++++ DATASET ++++

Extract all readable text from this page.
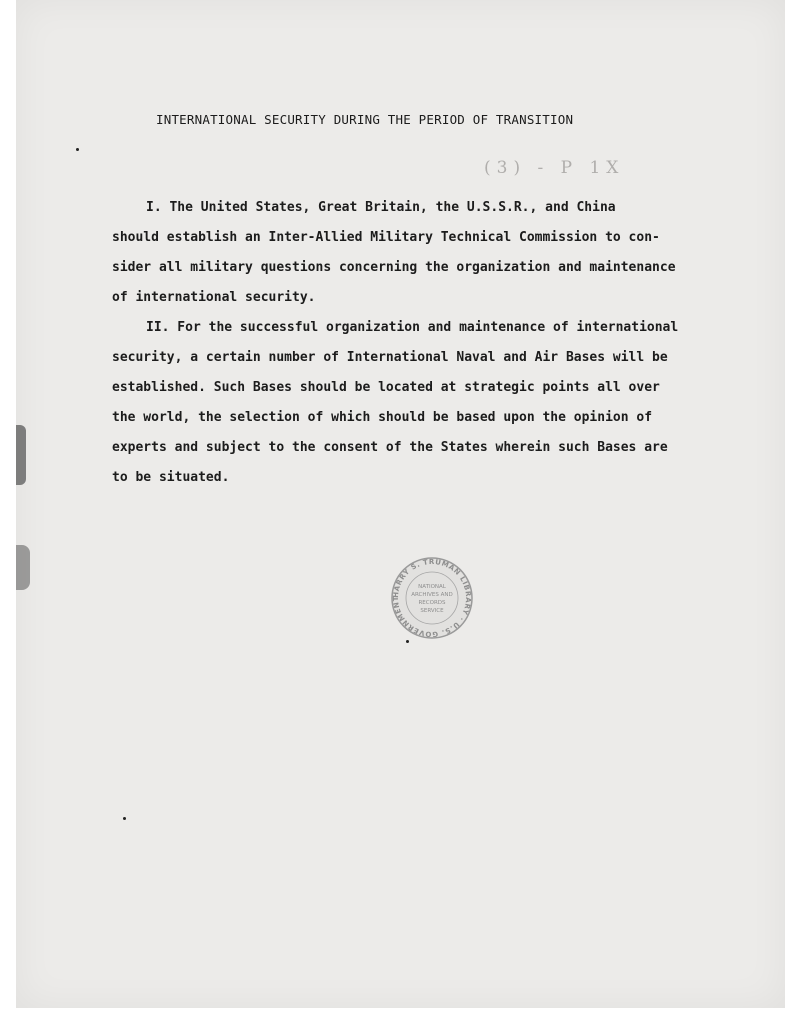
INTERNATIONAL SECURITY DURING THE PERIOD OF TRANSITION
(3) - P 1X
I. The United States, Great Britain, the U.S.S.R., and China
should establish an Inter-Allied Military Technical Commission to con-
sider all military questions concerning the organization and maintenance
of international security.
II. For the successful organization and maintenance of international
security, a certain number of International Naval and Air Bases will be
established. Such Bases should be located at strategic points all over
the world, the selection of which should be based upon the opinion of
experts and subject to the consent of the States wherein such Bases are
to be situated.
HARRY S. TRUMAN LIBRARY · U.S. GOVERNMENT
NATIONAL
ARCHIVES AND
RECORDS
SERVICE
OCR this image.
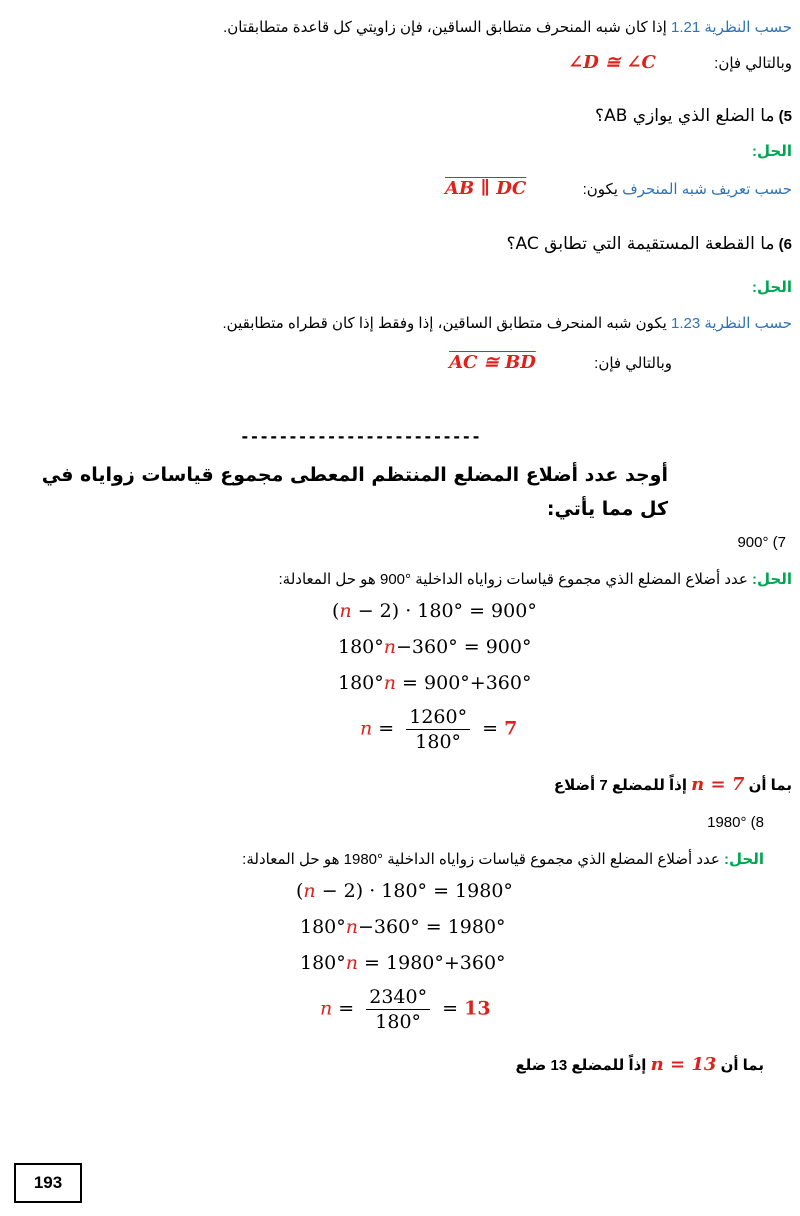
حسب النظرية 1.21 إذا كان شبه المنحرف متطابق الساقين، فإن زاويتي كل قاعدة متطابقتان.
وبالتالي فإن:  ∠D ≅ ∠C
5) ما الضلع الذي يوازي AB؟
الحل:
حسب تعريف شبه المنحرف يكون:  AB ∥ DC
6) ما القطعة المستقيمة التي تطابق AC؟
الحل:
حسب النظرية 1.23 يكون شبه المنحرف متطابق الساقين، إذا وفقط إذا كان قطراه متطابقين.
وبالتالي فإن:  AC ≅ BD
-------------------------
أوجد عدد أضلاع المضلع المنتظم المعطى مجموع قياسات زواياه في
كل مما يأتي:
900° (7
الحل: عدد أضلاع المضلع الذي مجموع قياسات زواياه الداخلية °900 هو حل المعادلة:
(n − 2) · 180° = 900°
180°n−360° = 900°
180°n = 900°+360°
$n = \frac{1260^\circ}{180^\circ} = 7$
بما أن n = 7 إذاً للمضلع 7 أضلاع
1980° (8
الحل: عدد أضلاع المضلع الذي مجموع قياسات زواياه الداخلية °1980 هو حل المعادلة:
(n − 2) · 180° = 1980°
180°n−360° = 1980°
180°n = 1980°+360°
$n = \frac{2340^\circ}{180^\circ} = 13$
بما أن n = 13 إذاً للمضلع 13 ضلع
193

++++

-- GIVEN REQUEST --
Print every record above exactly as written, leaving out the pictures.

-- RESPONSE TO THIS TASK --
Extract all readable text from this page.
INTERNATIONAL SECURITY DURING THE PERIOD OF TRANSITION
(3) - P 1X
I. The United States, Great Britain, the U.S.S.R., and China
should establish an Inter-Allied Military Technical Commission to con-
sider all military questions concerning the organization and maintenance
of international security.
II. For the successful organization and maintenance of international
security, a certain number of International Naval and Air Bases will be
established. Such Bases should be located at strategic points all over
the world, the selection of which should be based upon the opinion of
experts and subject to the consent of the States wherein such Bases are
to be situated.
HARRY S. TRUMAN LIBRARY · U.S. GOVERNMENT
NATIONAL
ARCHIVES AND
RECORDS
SERVICE
OCR this image.
حسب النظرية 1.21 إذا كان شبه المنحرف متطابق الساقين، فإن زاويتي كل قاعدة متطابقتان.
وبالتالي فإن:  ∠D ≅ ∠C
5) ما الضلع الذي يوازي AB؟
الحل:
حسب تعريف شبه المنحرف يكون:  AB ∥ DC
6) ما القطعة المستقيمة التي تطابق AC؟
الحل:
حسب النظرية 1.23 يكون شبه المنحرف متطابق الساقين، إذا وفقط إذا كان قطراه متطابقين.
وبالتالي فإن:  AC ≅ BD
-------------------------
أوجد عدد أضلاع المضلع المنتظم المعطى مجموع قياسات زواياه في
كل مما يأتي:
900° (7
الحل: عدد أضلاع المضلع الذي مجموع قياسات زواياه الداخلية °900 هو حل المعادلة:
(n − 2) · 180° = 900°
180°n−360° = 900°
180°n = 900°+360°
$n = \frac{1260^\circ}{180^\circ} = 7$
بما أن n = 7 إذاً للمضلع 7 أضلاع
1980° (8
الحل: عدد أضلاع المضلع الذي مجموع قياسات زواياه الداخلية °1980 هو حل المعادلة:
(n − 2) · 180° = 1980°
180°n−360° = 1980°
180°n = 1980°+360°
$n = \frac{2340^\circ}{180^\circ} = 13$
بما أن n = 13 إذاً للمضلع 13 ضلع
193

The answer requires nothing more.